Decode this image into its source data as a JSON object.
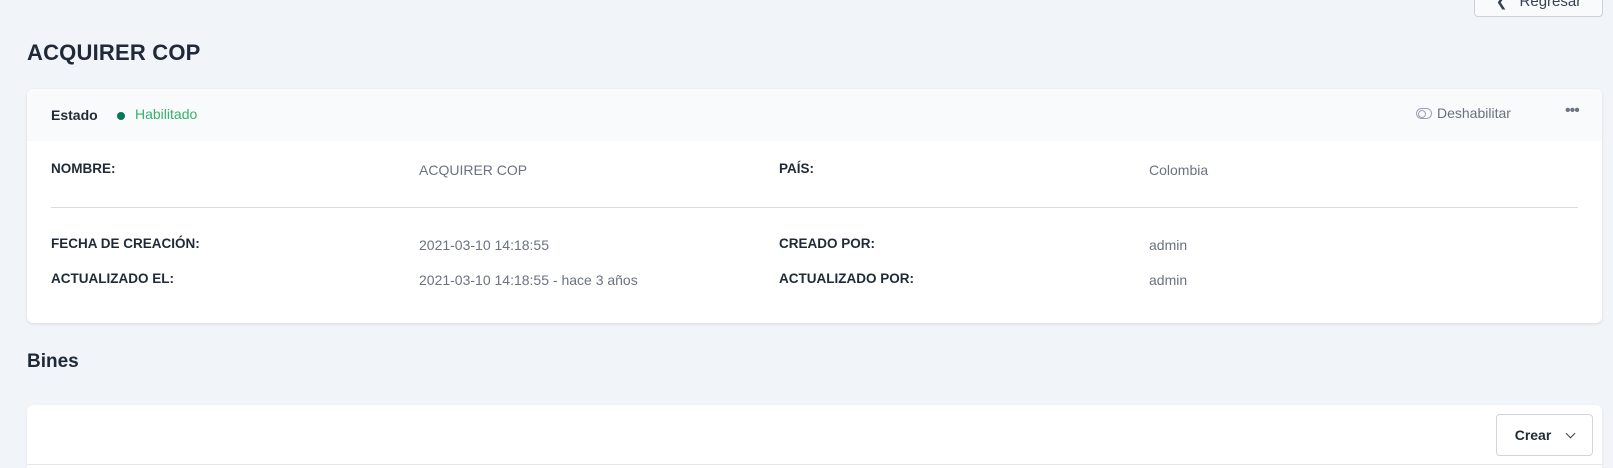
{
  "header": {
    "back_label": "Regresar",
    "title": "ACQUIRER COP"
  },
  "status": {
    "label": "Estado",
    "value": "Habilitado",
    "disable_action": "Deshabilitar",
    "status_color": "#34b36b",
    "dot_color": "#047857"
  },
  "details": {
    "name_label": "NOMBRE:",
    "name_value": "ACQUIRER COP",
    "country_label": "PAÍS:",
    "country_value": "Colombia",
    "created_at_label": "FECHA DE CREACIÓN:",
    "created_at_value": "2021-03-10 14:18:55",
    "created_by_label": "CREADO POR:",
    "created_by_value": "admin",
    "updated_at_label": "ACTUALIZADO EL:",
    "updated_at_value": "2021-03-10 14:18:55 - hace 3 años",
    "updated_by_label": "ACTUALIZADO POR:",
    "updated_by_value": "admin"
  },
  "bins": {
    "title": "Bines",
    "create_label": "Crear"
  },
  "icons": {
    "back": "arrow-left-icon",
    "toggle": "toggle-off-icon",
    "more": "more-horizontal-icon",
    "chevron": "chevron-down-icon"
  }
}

==

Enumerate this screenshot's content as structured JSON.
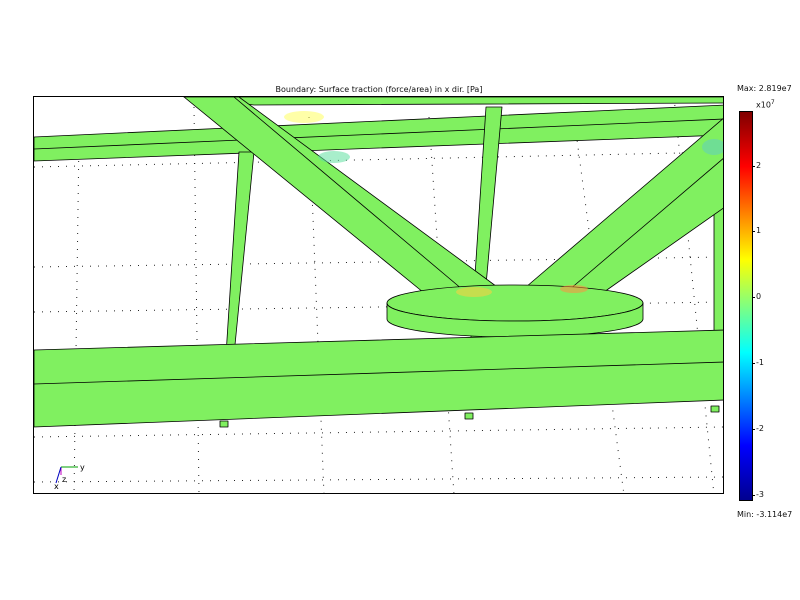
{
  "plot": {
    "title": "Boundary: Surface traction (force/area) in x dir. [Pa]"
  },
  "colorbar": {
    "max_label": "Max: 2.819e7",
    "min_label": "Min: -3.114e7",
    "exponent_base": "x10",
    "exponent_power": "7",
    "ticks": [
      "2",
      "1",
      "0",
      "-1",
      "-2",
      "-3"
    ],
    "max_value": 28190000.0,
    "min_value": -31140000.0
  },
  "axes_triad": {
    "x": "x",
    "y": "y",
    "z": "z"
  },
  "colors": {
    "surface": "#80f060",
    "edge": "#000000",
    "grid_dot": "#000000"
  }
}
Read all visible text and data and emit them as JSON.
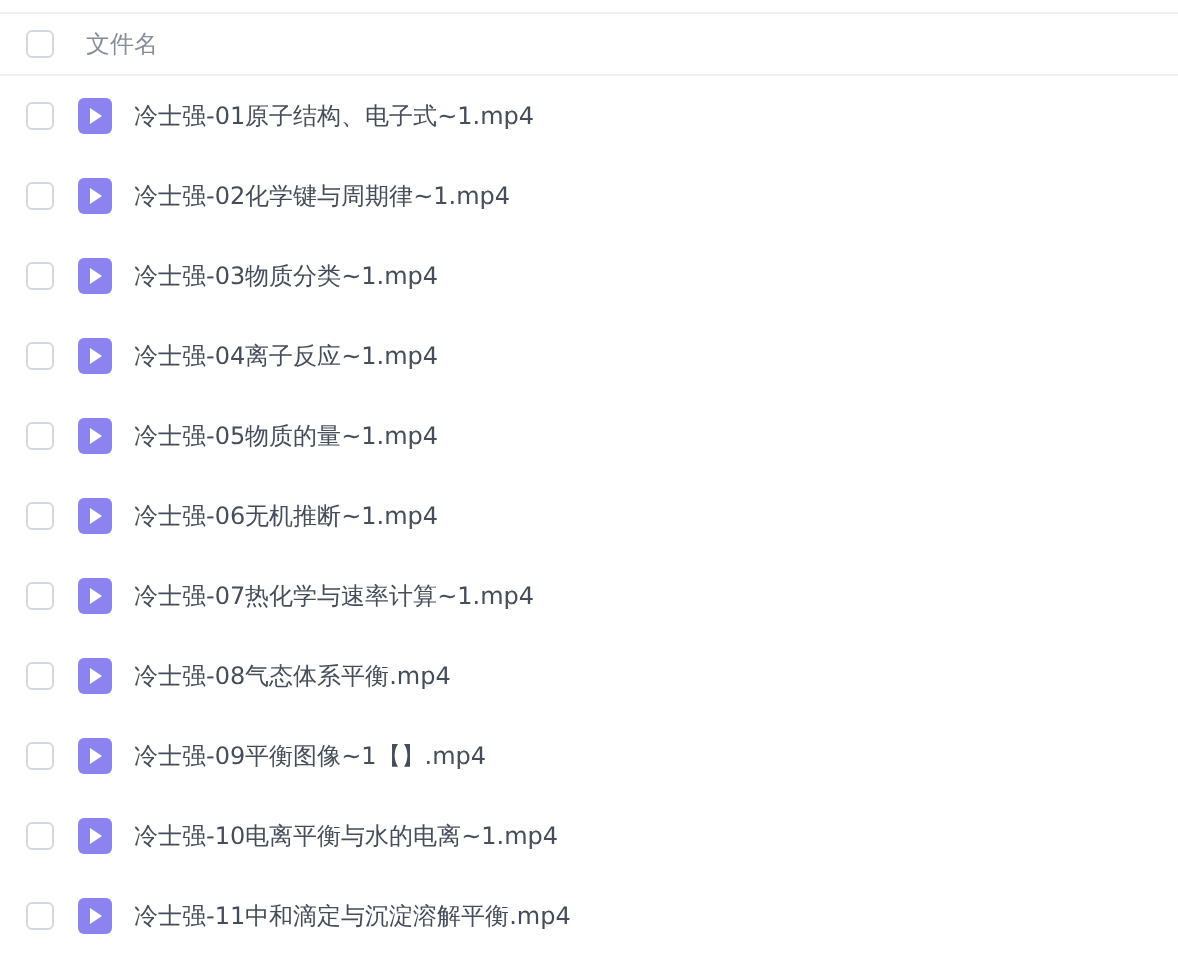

> [Given problem] Copy nothing but the lines above that run from the one with "Enumerate this screenshot's" to the one with "Read all visible", ends included; pictures stay out.

> [Solution to this problem]
Enumerate this screenshot's content as structured JSON.
{
  "plot": {
    "title": "Boundary: Surface traction (force/area) in x dir. [Pa]"
  },
  "colorbar": {
    "max_label": "Max: 2.819e7",
    "min_label": "Min: -3.114e7",
    "exponent_base": "x10",
    "exponent_power": "7",
    "ticks": [
      "2",
      "1",
      "0",
      "-1",
      "-2",
      "-3"
    ],
    "max_value": 28190000.0,
    "min_value": -31140000.0
  },
  "axes_triad": {
    "x": "x",
    "y": "y",
    "z": "z"
  },
  "colors": {
    "surface": "#80f060",
    "edge": "#000000",
    "grid_dot": "#000000"
  }
}
Read all visible text and data and emit them as JSON.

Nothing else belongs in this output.